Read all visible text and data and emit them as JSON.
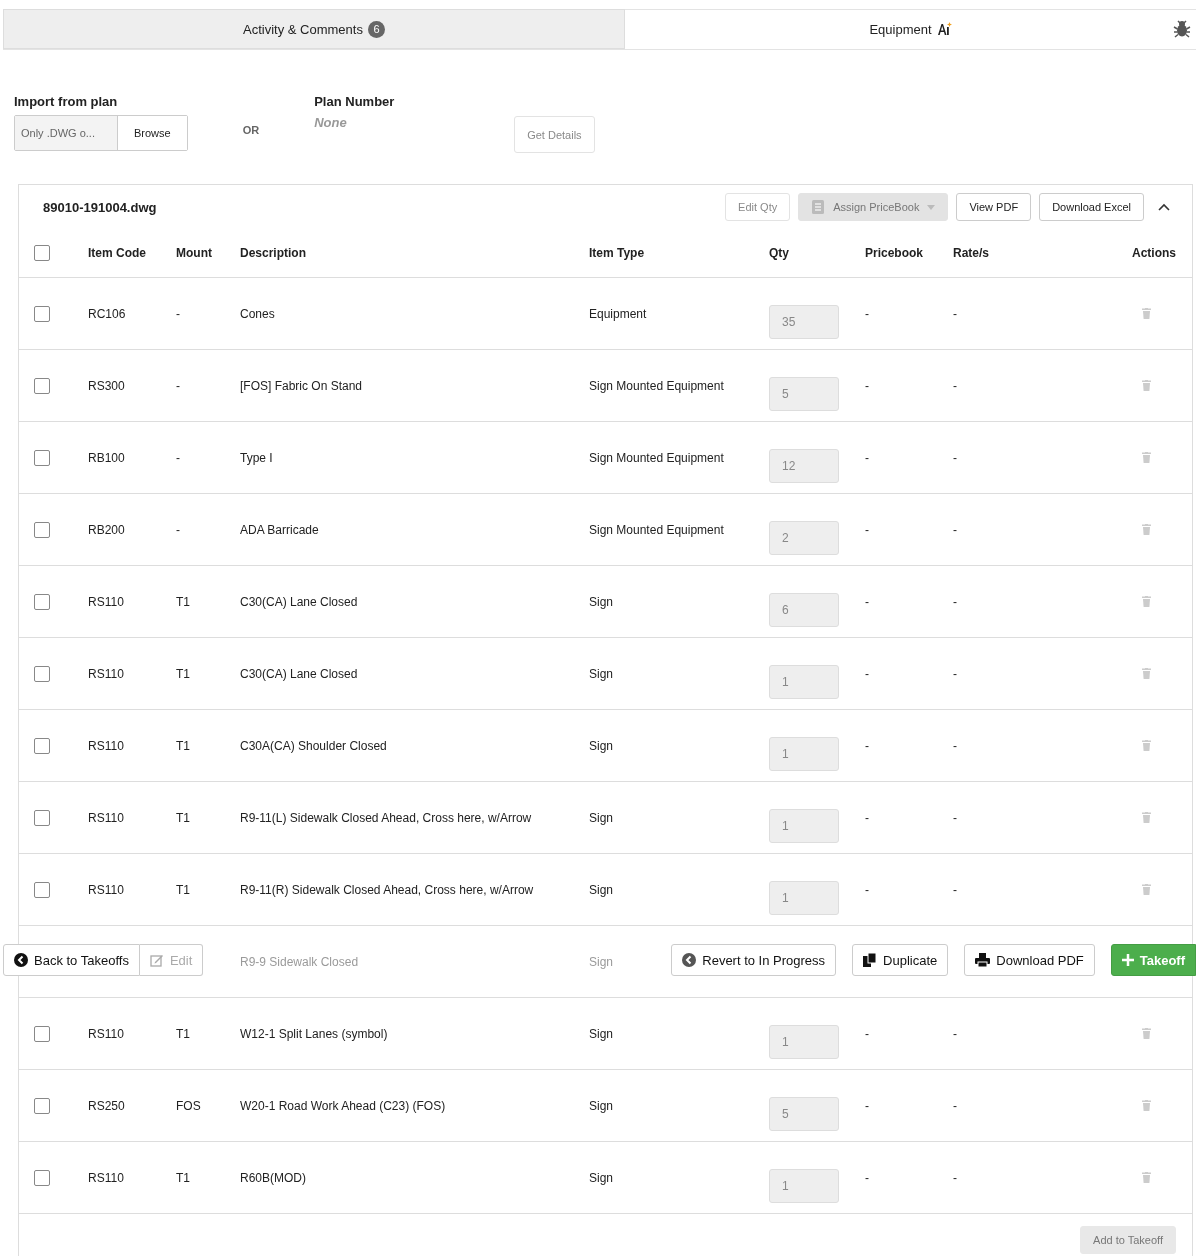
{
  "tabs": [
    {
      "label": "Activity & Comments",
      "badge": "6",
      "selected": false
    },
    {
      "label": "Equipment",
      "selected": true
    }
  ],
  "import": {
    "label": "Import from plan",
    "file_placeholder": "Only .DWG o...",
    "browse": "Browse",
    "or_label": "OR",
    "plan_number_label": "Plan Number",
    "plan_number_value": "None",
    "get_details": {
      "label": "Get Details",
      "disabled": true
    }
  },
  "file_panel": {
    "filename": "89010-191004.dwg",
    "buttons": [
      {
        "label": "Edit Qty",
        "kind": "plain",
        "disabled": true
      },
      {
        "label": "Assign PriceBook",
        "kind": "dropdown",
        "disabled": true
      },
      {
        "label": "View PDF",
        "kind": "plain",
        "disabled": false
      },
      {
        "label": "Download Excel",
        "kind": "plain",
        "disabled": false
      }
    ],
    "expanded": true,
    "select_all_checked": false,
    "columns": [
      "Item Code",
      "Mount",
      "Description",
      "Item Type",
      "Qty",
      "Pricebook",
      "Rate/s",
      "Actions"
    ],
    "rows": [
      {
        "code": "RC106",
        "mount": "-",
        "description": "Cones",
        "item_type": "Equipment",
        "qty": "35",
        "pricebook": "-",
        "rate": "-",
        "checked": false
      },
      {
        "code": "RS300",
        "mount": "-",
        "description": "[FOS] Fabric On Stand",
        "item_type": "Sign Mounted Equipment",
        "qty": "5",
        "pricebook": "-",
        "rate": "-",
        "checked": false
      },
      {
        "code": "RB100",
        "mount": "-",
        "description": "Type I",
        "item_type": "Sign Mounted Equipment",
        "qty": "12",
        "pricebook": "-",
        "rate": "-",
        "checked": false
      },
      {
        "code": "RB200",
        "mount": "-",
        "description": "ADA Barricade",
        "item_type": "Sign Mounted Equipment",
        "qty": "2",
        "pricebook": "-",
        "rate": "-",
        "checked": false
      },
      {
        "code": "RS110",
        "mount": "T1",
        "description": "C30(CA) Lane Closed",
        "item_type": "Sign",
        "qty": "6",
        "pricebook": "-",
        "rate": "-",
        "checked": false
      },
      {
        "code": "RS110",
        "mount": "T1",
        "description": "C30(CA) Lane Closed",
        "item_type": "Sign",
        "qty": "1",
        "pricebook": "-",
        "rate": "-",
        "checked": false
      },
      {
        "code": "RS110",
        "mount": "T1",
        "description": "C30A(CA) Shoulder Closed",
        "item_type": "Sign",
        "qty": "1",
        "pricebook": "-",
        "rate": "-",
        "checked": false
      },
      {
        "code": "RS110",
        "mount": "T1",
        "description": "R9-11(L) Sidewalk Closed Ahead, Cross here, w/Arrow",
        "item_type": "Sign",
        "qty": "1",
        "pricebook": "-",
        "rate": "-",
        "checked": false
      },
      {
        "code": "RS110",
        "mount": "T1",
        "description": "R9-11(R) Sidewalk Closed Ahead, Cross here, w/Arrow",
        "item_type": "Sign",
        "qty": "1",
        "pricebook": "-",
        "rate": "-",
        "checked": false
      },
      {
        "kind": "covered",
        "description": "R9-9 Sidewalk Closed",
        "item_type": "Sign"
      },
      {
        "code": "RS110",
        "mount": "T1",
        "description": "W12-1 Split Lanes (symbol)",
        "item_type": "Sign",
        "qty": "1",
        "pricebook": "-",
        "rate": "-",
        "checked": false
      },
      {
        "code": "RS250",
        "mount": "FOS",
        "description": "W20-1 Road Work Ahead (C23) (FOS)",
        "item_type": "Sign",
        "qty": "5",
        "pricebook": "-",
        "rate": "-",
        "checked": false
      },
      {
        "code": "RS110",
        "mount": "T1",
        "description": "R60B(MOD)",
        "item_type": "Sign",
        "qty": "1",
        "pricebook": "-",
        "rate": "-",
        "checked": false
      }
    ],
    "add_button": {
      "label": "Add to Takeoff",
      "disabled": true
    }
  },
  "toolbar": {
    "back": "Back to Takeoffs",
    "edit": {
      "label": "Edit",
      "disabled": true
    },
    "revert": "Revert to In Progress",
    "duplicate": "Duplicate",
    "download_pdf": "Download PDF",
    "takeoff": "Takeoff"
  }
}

• _EXERCISE GOAL_: Transcribe the full listing above exactly, with the images removed.

• _EXPECTED OUTPUT_:
Read all visible text and data and emit them as JSON.
{
  "tabs": [
    {
      "label": "Activity & Comments",
      "badge": "6",
      "selected": false
    },
    {
      "label": "Equipment",
      "selected": true
    }
  ],
  "import": {
    "label": "Import from plan",
    "file_placeholder": "Only .DWG o...",
    "browse": "Browse",
    "or_label": "OR",
    "plan_number_label": "Plan Number",
    "plan_number_value": "None",
    "get_details": {
      "label": "Get Details",
      "disabled": true
    }
  },
  "file_panel": {
    "filename": "89010-191004.dwg",
    "buttons": [
      {
        "label": "Edit Qty",
        "kind": "plain",
        "disabled": true
      },
      {
        "label": "Assign PriceBook",
        "kind": "dropdown",
        "disabled": true
      },
      {
        "label": "View PDF",
        "kind": "plain",
        "disabled": false
      },
      {
        "label": "Download Excel",
        "kind": "plain",
        "disabled": false
      }
    ],
    "expanded": true,
    "select_all_checked": false,
    "columns": [
      "Item Code",
      "Mount",
      "Description",
      "Item Type",
      "Qty",
      "Pricebook",
      "Rate/s",
      "Actions"
    ],
    "rows": [
      {
        "code": "RC106",
        "mount": "-",
        "description": "Cones",
        "item_type": "Equipment",
        "qty": "35",
        "pricebook": "-",
        "rate": "-",
        "checked": false
      },
      {
        "code": "RS300",
        "mount": "-",
        "description": "[FOS] Fabric On Stand",
        "item_type": "Sign Mounted Equipment",
        "qty": "5",
        "pricebook": "-",
        "rate": "-",
        "checked": false
      },
      {
        "code": "RB100",
        "mount": "-",
        "description": "Type I",
        "item_type": "Sign Mounted Equipment",
        "qty": "12",
        "pricebook": "-",
        "rate": "-",
        "checked": false
      },
      {
        "code": "RB200",
        "mount": "-",
        "description": "ADA Barricade",
        "item_type": "Sign Mounted Equipment",
        "qty": "2",
        "pricebook": "-",
        "rate": "-",
        "checked": false
      },
      {
        "code": "RS110",
        "mount": "T1",
        "description": "C30(CA) Lane Closed",
        "item_type": "Sign",
        "qty": "6",
        "pricebook": "-",
        "rate": "-",
        "checked": false
      },
      {
        "code": "RS110",
        "mount": "T1",
        "description": "C30(CA) Lane Closed",
        "item_type": "Sign",
        "qty": "1",
        "pricebook": "-",
        "rate": "-",
        "checked": false
      },
      {
        "code": "RS110",
        "mount": "T1",
        "description": "C30A(CA) Shoulder Closed",
        "item_type": "Sign",
        "qty": "1",
        "pricebook": "-",
        "rate": "-",
        "checked": false
      },
      {
        "code": "RS110",
        "mount": "T1",
        "description": "R9-11(L) Sidewalk Closed Ahead, Cross here, w/Arrow",
        "item_type": "Sign",
        "qty": "1",
        "pricebook": "-",
        "rate": "-",
        "checked": false
      },
      {
        "code": "RS110",
        "mount": "T1",
        "description": "R9-11(R) Sidewalk Closed Ahead, Cross here, w/Arrow",
        "item_type": "Sign",
        "qty": "1",
        "pricebook": "-",
        "rate": "-",
        "checked": false
      },
      {
        "kind": "covered",
        "description": "R9-9 Sidewalk Closed",
        "item_type": "Sign"
      },
      {
        "code": "RS110",
        "mount": "T1",
        "description": "W12-1 Split Lanes (symbol)",
        "item_type": "Sign",
        "qty": "1",
        "pricebook": "-",
        "rate": "-",
        "checked": false
      },
      {
        "code": "RS250",
        "mount": "FOS",
        "description": "W20-1 Road Work Ahead (C23) (FOS)",
        "item_type": "Sign",
        "qty": "5",
        "pricebook": "-",
        "rate": "-",
        "checked": false
      },
      {
        "code": "RS110",
        "mount": "T1",
        "description": "R60B(MOD)",
        "item_type": "Sign",
        "qty": "1",
        "pricebook": "-",
        "rate": "-",
        "checked": false
      }
    ],
    "add_button": {
      "label": "Add to Takeoff",
      "disabled": true
    }
  },
  "toolbar": {
    "back": "Back to Takeoffs",
    "edit": {
      "label": "Edit",
      "disabled": true
    },
    "revert": "Revert to In Progress",
    "duplicate": "Duplicate",
    "download_pdf": "Download PDF",
    "takeoff": "Takeoff"
  }
}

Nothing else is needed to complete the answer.